- _Job_: Leave out the pictures and repeat the rest of the material exactly.

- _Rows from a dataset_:

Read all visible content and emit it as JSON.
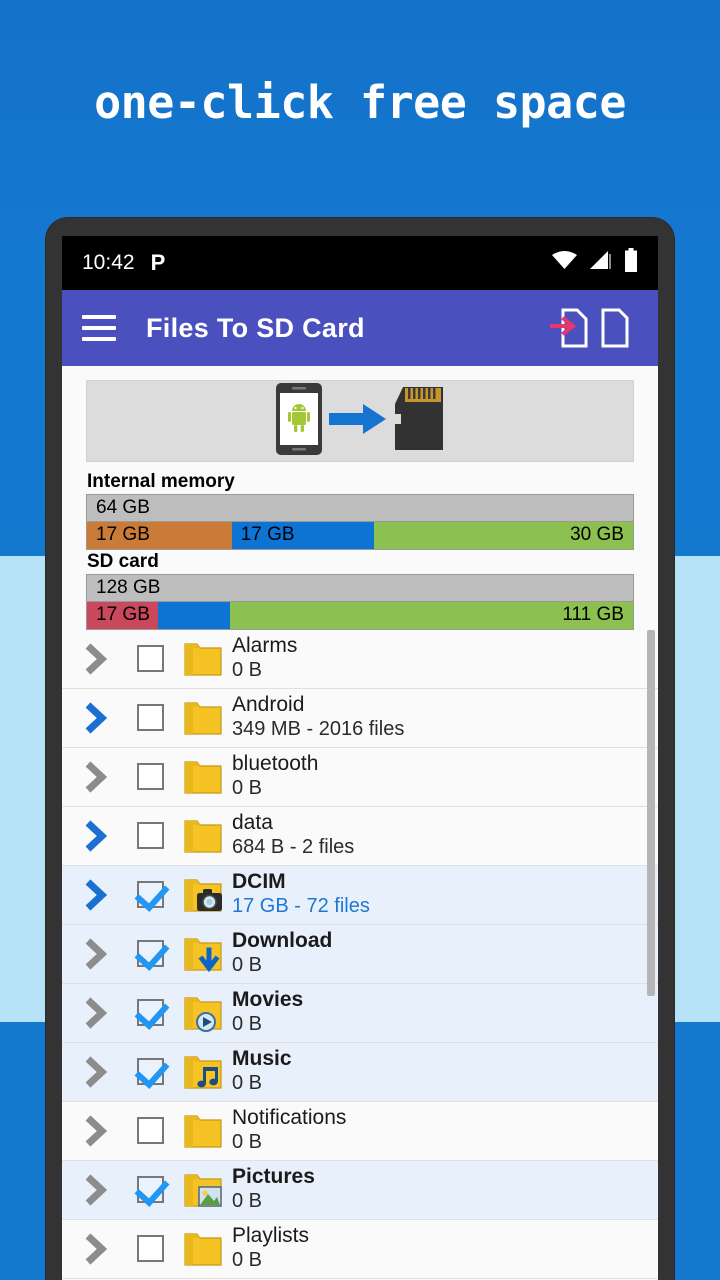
{
  "headline": "one-click free space",
  "colors": {
    "page_bg": "#1478CE",
    "band_bg": "#B6E3F8",
    "appbar": "#4A51BF",
    "accent_blue": "#1E77D3",
    "bar_total": "#BDBDBD",
    "bar_orange": "#C97B37",
    "bar_blue": "#0D74D4",
    "bar_green": "#8CC152",
    "bar_red": "#C9485B",
    "selected_row": "#E8F0FB",
    "folder_yellow": "#F6C324"
  },
  "statusbar": {
    "time": "10:42",
    "app_icon": "P",
    "icons": [
      "wifi-icon",
      "cell-signal-icon",
      "battery-icon"
    ]
  },
  "appbar": {
    "menu_icon": "hamburger-menu-icon",
    "title": "Files To SD Card",
    "actions": [
      {
        "name": "move-files-icon",
        "label": "Move files"
      },
      {
        "name": "new-file-icon",
        "label": "New file"
      }
    ]
  },
  "banner": {
    "from_icon": "android-phone-icon",
    "arrow_icon": "right-arrow-icon",
    "to_icon": "sd-card-icon"
  },
  "storage": [
    {
      "label": "Internal memory",
      "total": "64 GB",
      "segments": [
        {
          "label": "17 GB",
          "color": "#C97B37",
          "percent": 26.5,
          "align": "left"
        },
        {
          "label": "17 GB",
          "color": "#0D74D4",
          "percent": 26.0,
          "align": "left"
        },
        {
          "label": "30 GB",
          "color": "#8CC152",
          "percent": 47.5,
          "align": "right"
        }
      ]
    },
    {
      "label": "SD card",
      "total": "128 GB",
      "segments": [
        {
          "label": "17 GB",
          "color": "#C9485B",
          "percent": 13.0,
          "align": "left"
        },
        {
          "label": "",
          "color": "#0D74D4",
          "percent": 13.2,
          "align": "left"
        },
        {
          "label": "111 GB",
          "color": "#8CC152",
          "percent": 73.8,
          "align": "right"
        }
      ]
    }
  ],
  "files": [
    {
      "name": "Alarms",
      "meta": "0 B",
      "checked": false,
      "bold": false,
      "chevron": "gray",
      "icon": "folder-icon",
      "meta_blue": false
    },
    {
      "name": "Android",
      "meta": "349 MB - 2016 files",
      "checked": false,
      "bold": false,
      "chevron": "blue",
      "icon": "folder-icon",
      "meta_blue": false
    },
    {
      "name": "bluetooth",
      "meta": "0 B",
      "checked": false,
      "bold": false,
      "chevron": "gray",
      "icon": "folder-icon",
      "meta_blue": false
    },
    {
      "name": "data",
      "meta": "684 B - 2 files",
      "checked": false,
      "bold": false,
      "chevron": "blue",
      "icon": "folder-icon",
      "meta_blue": false
    },
    {
      "name": "DCIM",
      "meta": "17 GB - 72 files",
      "checked": true,
      "bold": true,
      "chevron": "blue",
      "icon": "folder-camera-icon",
      "meta_blue": true
    },
    {
      "name": "Download",
      "meta": "0 B",
      "checked": true,
      "bold": true,
      "chevron": "gray",
      "icon": "folder-download-icon",
      "meta_blue": false
    },
    {
      "name": "Movies",
      "meta": "0 B",
      "checked": true,
      "bold": true,
      "chevron": "gray",
      "icon": "folder-movie-icon",
      "meta_blue": false
    },
    {
      "name": "Music",
      "meta": "0 B",
      "checked": true,
      "bold": true,
      "chevron": "gray",
      "icon": "folder-music-icon",
      "meta_blue": false
    },
    {
      "name": "Notifications",
      "meta": "0 B",
      "checked": false,
      "bold": false,
      "chevron": "gray",
      "icon": "folder-icon",
      "meta_blue": false
    },
    {
      "name": "Pictures",
      "meta": "0 B",
      "checked": true,
      "bold": true,
      "chevron": "gray",
      "icon": "folder-picture-icon",
      "meta_blue": false
    },
    {
      "name": "Playlists",
      "meta": "0 B",
      "checked": false,
      "bold": false,
      "chevron": "gray",
      "icon": "folder-icon",
      "meta_blue": false
    }
  ]
}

- _Full response_:
Read all visible content and emit it as JSON.
{
  "headline": "one-click free space",
  "colors": {
    "page_bg": "#1478CE",
    "band_bg": "#B6E3F8",
    "appbar": "#4A51BF",
    "accent_blue": "#1E77D3",
    "bar_total": "#BDBDBD",
    "bar_orange": "#C97B37",
    "bar_blue": "#0D74D4",
    "bar_green": "#8CC152",
    "bar_red": "#C9485B",
    "selected_row": "#E8F0FB",
    "folder_yellow": "#F6C324"
  },
  "statusbar": {
    "time": "10:42",
    "app_icon": "P",
    "icons": [
      "wifi-icon",
      "cell-signal-icon",
      "battery-icon"
    ]
  },
  "appbar": {
    "menu_icon": "hamburger-menu-icon",
    "title": "Files To SD Card",
    "actions": [
      {
        "name": "move-files-icon",
        "label": "Move files"
      },
      {
        "name": "new-file-icon",
        "label": "New file"
      }
    ]
  },
  "banner": {
    "from_icon": "android-phone-icon",
    "arrow_icon": "right-arrow-icon",
    "to_icon": "sd-card-icon"
  },
  "storage": [
    {
      "label": "Internal memory",
      "total": "64 GB",
      "segments": [
        {
          "label": "17 GB",
          "color": "#C97B37",
          "percent": 26.5,
          "align": "left"
        },
        {
          "label": "17 GB",
          "color": "#0D74D4",
          "percent": 26.0,
          "align": "left"
        },
        {
          "label": "30 GB",
          "color": "#8CC152",
          "percent": 47.5,
          "align": "right"
        }
      ]
    },
    {
      "label": "SD card",
      "total": "128 GB",
      "segments": [
        {
          "label": "17 GB",
          "color": "#C9485B",
          "percent": 13.0,
          "align": "left"
        },
        {
          "label": "",
          "color": "#0D74D4",
          "percent": 13.2,
          "align": "left"
        },
        {
          "label": "111 GB",
          "color": "#8CC152",
          "percent": 73.8,
          "align": "right"
        }
      ]
    }
  ],
  "files": [
    {
      "name": "Alarms",
      "meta": "0 B",
      "checked": false,
      "bold": false,
      "chevron": "gray",
      "icon": "folder-icon",
      "meta_blue": false
    },
    {
      "name": "Android",
      "meta": "349 MB - 2016 files",
      "checked": false,
      "bold": false,
      "chevron": "blue",
      "icon": "folder-icon",
      "meta_blue": false
    },
    {
      "name": "bluetooth",
      "meta": "0 B",
      "checked": false,
      "bold": false,
      "chevron": "gray",
      "icon": "folder-icon",
      "meta_blue": false
    },
    {
      "name": "data",
      "meta": "684 B - 2 files",
      "checked": false,
      "bold": false,
      "chevron": "blue",
      "icon": "folder-icon",
      "meta_blue": false
    },
    {
      "name": "DCIM",
      "meta": "17 GB - 72 files",
      "checked": true,
      "bold": true,
      "chevron": "blue",
      "icon": "folder-camera-icon",
      "meta_blue": true
    },
    {
      "name": "Download",
      "meta": "0 B",
      "checked": true,
      "bold": true,
      "chevron": "gray",
      "icon": "folder-download-icon",
      "meta_blue": false
    },
    {
      "name": "Movies",
      "meta": "0 B",
      "checked": true,
      "bold": true,
      "chevron": "gray",
      "icon": "folder-movie-icon",
      "meta_blue": false
    },
    {
      "name": "Music",
      "meta": "0 B",
      "checked": true,
      "bold": true,
      "chevron": "gray",
      "icon": "folder-music-icon",
      "meta_blue": false
    },
    {
      "name": "Notifications",
      "meta": "0 B",
      "checked": false,
      "bold": false,
      "chevron": "gray",
      "icon": "folder-icon",
      "meta_blue": false
    },
    {
      "name": "Pictures",
      "meta": "0 B",
      "checked": true,
      "bold": true,
      "chevron": "gray",
      "icon": "folder-picture-icon",
      "meta_blue": false
    },
    {
      "name": "Playlists",
      "meta": "0 B",
      "checked": false,
      "bold": false,
      "chevron": "gray",
      "icon": "folder-icon",
      "meta_blue": false
    }
  ]
}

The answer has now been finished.